═══ INFORMATION PROVIDED

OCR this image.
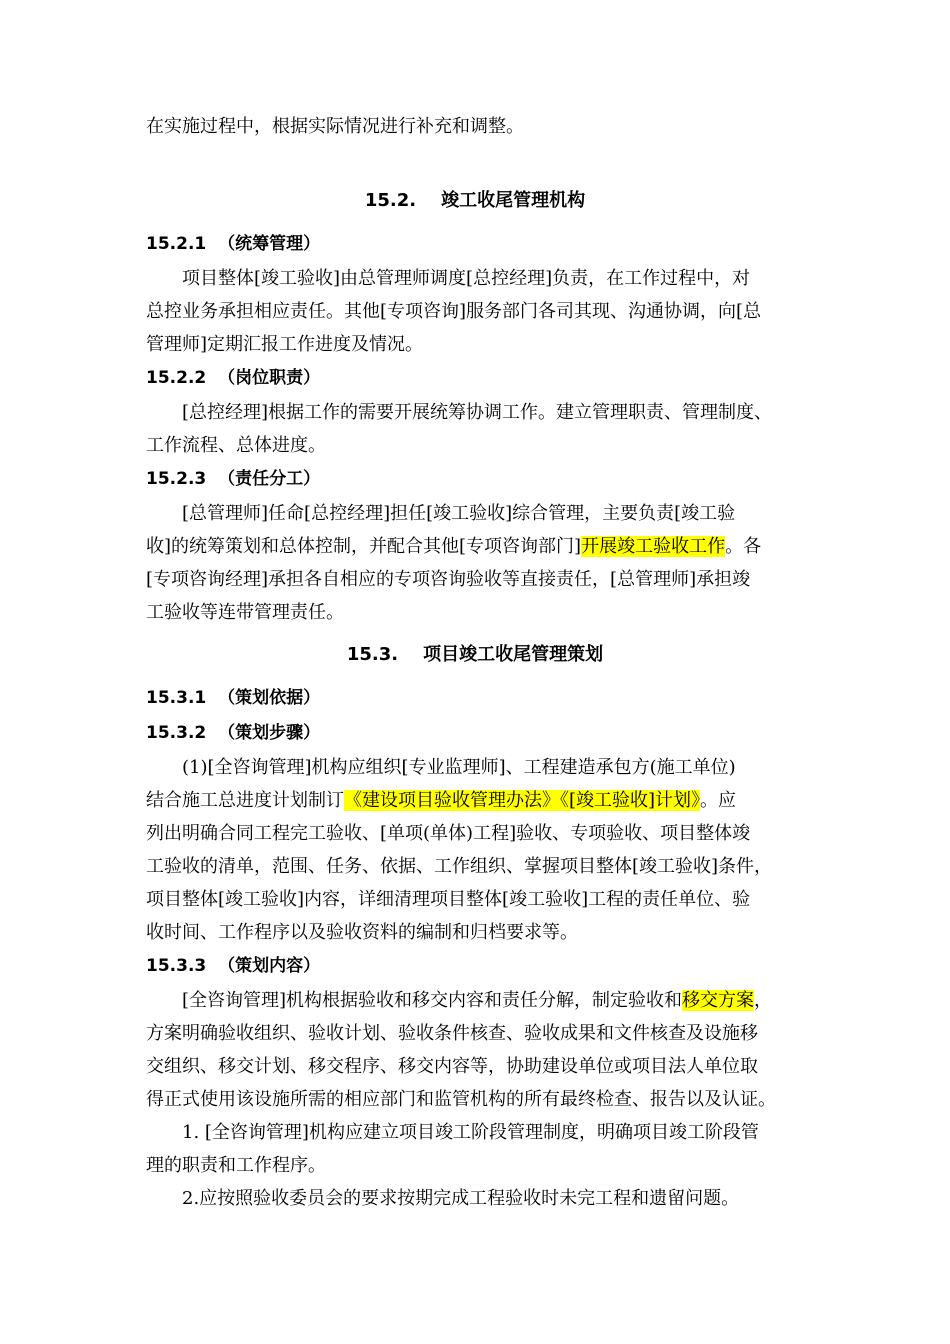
在实施过程中，根据实际情况进行补充和调整。
15.2.    竣工收尾管理机构
15.2.1  （统筹管理）
项目整体[竣工验收]由总管理师调度[总控经理]负责，在工作过程中，对
总控业务承担相应责任。其他[专项咨询]服务部门各司其现、沟通协调，向[总
管理师]定期汇报工作进度及情况。
15.2.2  （岗位职责）
[总控经理]根据工作的需要开展统筹协调工作。建立管理职责、管理制度、
工作流程、总体进度。
15.2.3  （责任分工）
[总管理师]任命[总控经理]担任[竣工验收]综合管理，主要负责[竣工验
收]的统筹策划和总体控制，并配合其他[专项咨询部门]开展竣工验收工作。各
[专项咨询经理]承担各自相应的专项咨询验收等直接责任，[总管理师]承担竣
工验收等连带管理责任。
15.3.    项目竣工收尾管理策划
15.3.1  （策划依据）
15.3.2  （策划步骤）
(1)[全咨询管理]机构应组织[专业监理师]、工程建造承包方(施工单位)
结合施工总进度计划制订《建设项目验收管理办法》《[竣工验收]计划》。应
列出明确合同工程完工验收、[单项(单体)工程]验收、专项验收、项目整体竣
工验收的清单，范围、任务、依据、工作组织、掌握项目整体[竣工验收]条件，
项目整体[竣工验收]内容，详细清理项目整体[竣工验收]工程的责任单位、验
收时间、工作程序以及验收资料的编制和归档要求等。
15.3.3  （策划内容）
[全咨询管理]机构根据验收和移交内容和责任分解，制定验收和移交方案，
方案明确验收组织、验收计划、验收条件核查、验收成果和文件核查及设施移
交组织、移交计划、移交程序、移交内容等，协助建设单位或项目法人单位取
得正式使用该设施所需的相应部门和监管机构的所有最终检查、报告以及认证。
1. [全咨询管理]机构应建立项目竣工阶段管理制度，明确项目竣工阶段管
理的职责和工作程序。
2.应按照验收委员会的要求按期完成工程验收时未完工程和遗留问题。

══════

_TASK INSTRUCTIONS:_ Without the pictures, write out every entry precisely as it appears.

_REPLY TO THE EXERCISE:_
OCR this image.
在实施过程中，根据实际情况进行补充和调整。
15.2.    竣工收尾管理机构
15.2.1  （统筹管理）
项目整体[竣工验收]由总管理师调度[总控经理]负责，在工作过程中，对
总控业务承担相应责任。其他[专项咨询]服务部门各司其现、沟通协调，向[总
管理师]定期汇报工作进度及情况。
15.2.2  （岗位职责）
[总控经理]根据工作的需要开展统筹协调工作。建立管理职责、管理制度、
工作流程、总体进度。
15.2.3  （责任分工）
[总管理师]任命[总控经理]担任[竣工验收]综合管理，主要负责[竣工验
收]的统筹策划和总体控制，并配合其他[专项咨询部门]开展竣工验收工作。各
[专项咨询经理]承担各自相应的专项咨询验收等直接责任，[总管理师]承担竣
工验收等连带管理责任。
15.3.    项目竣工收尾管理策划
15.3.1  （策划依据）
15.3.2  （策划步骤）
(1)[全咨询管理]机构应组织[专业监理师]、工程建造承包方(施工单位)
结合施工总进度计划制订《建设项目验收管理办法》《[竣工验收]计划》。应
列出明确合同工程完工验收、[单项(单体)工程]验收、专项验收、项目整体竣
工验收的清单，范围、任务、依据、工作组织、掌握项目整体[竣工验收]条件，
项目整体[竣工验收]内容，详细清理项目整体[竣工验收]工程的责任单位、验
收时间、工作程序以及验收资料的编制和归档要求等。
15.3.3  （策划内容）
[全咨询管理]机构根据验收和移交内容和责任分解，制定验收和移交方案，
方案明确验收组织、验收计划、验收条件核查、验收成果和文件核查及设施移
交组织、移交计划、移交程序、移交内容等，协助建设单位或项目法人单位取
得正式使用该设施所需的相应部门和监管机构的所有最终检查、报告以及认证。
1. [全咨询管理]机构应建立项目竣工阶段管理制度，明确项目竣工阶段管
理的职责和工作程序。
2.应按照验收委员会的要求按期完成工程验收时未完工程和遗留问题。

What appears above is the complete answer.